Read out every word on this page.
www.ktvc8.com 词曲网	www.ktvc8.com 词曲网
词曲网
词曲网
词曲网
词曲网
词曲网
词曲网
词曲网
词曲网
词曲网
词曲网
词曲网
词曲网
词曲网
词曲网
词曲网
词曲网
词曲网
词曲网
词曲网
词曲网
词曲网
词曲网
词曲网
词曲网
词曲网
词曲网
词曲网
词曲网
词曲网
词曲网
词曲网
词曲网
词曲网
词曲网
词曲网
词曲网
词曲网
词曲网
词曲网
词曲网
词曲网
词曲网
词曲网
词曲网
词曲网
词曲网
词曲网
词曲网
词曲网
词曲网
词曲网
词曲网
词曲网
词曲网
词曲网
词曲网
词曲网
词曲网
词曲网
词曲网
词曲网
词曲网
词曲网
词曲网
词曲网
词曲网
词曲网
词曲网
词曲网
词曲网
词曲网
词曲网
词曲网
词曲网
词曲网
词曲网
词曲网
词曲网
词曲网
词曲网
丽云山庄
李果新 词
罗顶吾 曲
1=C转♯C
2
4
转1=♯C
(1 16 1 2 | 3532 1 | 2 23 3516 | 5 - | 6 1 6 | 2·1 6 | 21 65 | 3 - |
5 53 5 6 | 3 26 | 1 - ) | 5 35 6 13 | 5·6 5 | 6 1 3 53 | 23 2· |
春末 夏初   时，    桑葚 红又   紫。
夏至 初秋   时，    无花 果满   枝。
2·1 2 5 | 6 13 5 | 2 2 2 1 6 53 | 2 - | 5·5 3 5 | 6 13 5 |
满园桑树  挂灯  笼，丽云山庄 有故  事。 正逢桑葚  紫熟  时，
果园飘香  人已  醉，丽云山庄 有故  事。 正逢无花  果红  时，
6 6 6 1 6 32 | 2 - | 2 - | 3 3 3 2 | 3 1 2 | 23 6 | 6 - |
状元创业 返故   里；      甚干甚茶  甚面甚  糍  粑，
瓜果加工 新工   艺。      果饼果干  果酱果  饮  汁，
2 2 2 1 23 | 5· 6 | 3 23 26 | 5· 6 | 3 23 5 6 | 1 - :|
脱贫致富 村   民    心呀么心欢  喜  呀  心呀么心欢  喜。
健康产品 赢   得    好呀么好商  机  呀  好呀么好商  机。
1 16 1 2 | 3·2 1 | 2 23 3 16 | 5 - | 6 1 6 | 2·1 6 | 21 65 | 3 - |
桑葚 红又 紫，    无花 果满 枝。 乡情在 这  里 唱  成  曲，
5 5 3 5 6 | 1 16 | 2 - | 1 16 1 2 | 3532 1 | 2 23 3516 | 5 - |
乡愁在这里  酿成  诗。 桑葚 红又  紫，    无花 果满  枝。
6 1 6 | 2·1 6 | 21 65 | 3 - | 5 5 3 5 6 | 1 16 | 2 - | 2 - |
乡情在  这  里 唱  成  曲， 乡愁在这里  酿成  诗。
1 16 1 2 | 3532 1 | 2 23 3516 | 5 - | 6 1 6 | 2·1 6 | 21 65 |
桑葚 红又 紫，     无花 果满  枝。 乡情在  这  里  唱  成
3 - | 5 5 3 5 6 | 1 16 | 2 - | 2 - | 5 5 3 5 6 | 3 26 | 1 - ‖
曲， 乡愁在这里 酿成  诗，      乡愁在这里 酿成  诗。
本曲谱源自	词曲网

------------------------------

What this task involves: Quote all of the entries exactly as they appear.

Task answer:
Read out every word on this page.
www.ktvc8.com 词曲网	www.ktvc8.com 词曲网
词曲网
词曲网
词曲网
词曲网
词曲网
词曲网
词曲网
词曲网
词曲网
词曲网
词曲网
词曲网
词曲网
词曲网
词曲网
词曲网
词曲网
词曲网
词曲网
词曲网
词曲网
词曲网
词曲网
词曲网
词曲网
词曲网
词曲网
词曲网
词曲网
词曲网
词曲网
词曲网
词曲网
词曲网
词曲网
词曲网
词曲网
词曲网
词曲网
词曲网
词曲网
词曲网
词曲网
词曲网
词曲网
词曲网
词曲网
词曲网
词曲网
词曲网
词曲网
词曲网
词曲网
词曲网
词曲网
词曲网
词曲网
词曲网
词曲网
词曲网
词曲网
词曲网
词曲网
词曲网
词曲网
词曲网
词曲网
词曲网
词曲网
词曲网
词曲网
词曲网
词曲网
词曲网
词曲网
词曲网
词曲网
词曲网
词曲网
词曲网
丽云山庄
李果新 词
罗顶吾 曲
1=C转♯C
2
4
转1=♯C
(1 16 1 2 | 3532 1 | 2 23 3516 | 5 - | 6 1 6 | 2·1 6 | 21 65 | 3 - |
5 53 5 6 | 3 26 | 1 - ) | 5 35 6 13 | 5·6 5 | 6 1 3 53 | 23 2· |
春末 夏初   时，    桑葚 红又   紫。
夏至 初秋   时，    无花 果满   枝。
2·1 2 5 | 6 13 5 | 2 2 2 1 6 53 | 2 - | 5·5 3 5 | 6 13 5 |
满园桑树  挂灯  笼，丽云山庄 有故  事。 正逢桑葚  紫熟  时，
果园飘香  人已  醉，丽云山庄 有故  事。 正逢无花  果红  时，
6 6 6 1 6 32 | 2 - | 2 - | 3 3 3 2 | 3 1 2 | 23 6 | 6 - |
状元创业 返故   里；      甚干甚茶  甚面甚  糍  粑，
瓜果加工 新工   艺。      果饼果干  果酱果  饮  汁，
2 2 2 1 23 | 5· 6 | 3 23 26 | 5· 6 | 3 23 5 6 | 1 - :|
脱贫致富 村   民    心呀么心欢  喜  呀  心呀么心欢  喜。
健康产品 赢   得    好呀么好商  机  呀  好呀么好商  机。
1 16 1 2 | 3·2 1 | 2 23 3 16 | 5 - | 6 1 6 | 2·1 6 | 21 65 | 3 - |
桑葚 红又 紫，    无花 果满 枝。 乡情在 这  里 唱  成  曲，
5 5 3 5 6 | 1 16 | 2 - | 1 16 1 2 | 3532 1 | 2 23 3516 | 5 - |
乡愁在这里  酿成  诗。 桑葚 红又  紫，    无花 果满  枝。
6 1 6 | 2·1 6 | 21 65 | 3 - | 5 5 3 5 6 | 1 16 | 2 - | 2 - |
乡情在  这  里 唱  成  曲， 乡愁在这里  酿成  诗。
1 16 1 2 | 3532 1 | 2 23 3516 | 5 - | 6 1 6 | 2·1 6 | 21 65 |
桑葚 红又 紫，     无花 果满  枝。 乡情在  这  里  唱  成
3 - | 5 5 3 5 6 | 1 16 | 2 - | 2 - | 5 5 3 5 6 | 3 26 | 1 - ‖
曲， 乡愁在这里 酿成  诗，      乡愁在这里 酿成  诗。
本曲谱源自	词曲网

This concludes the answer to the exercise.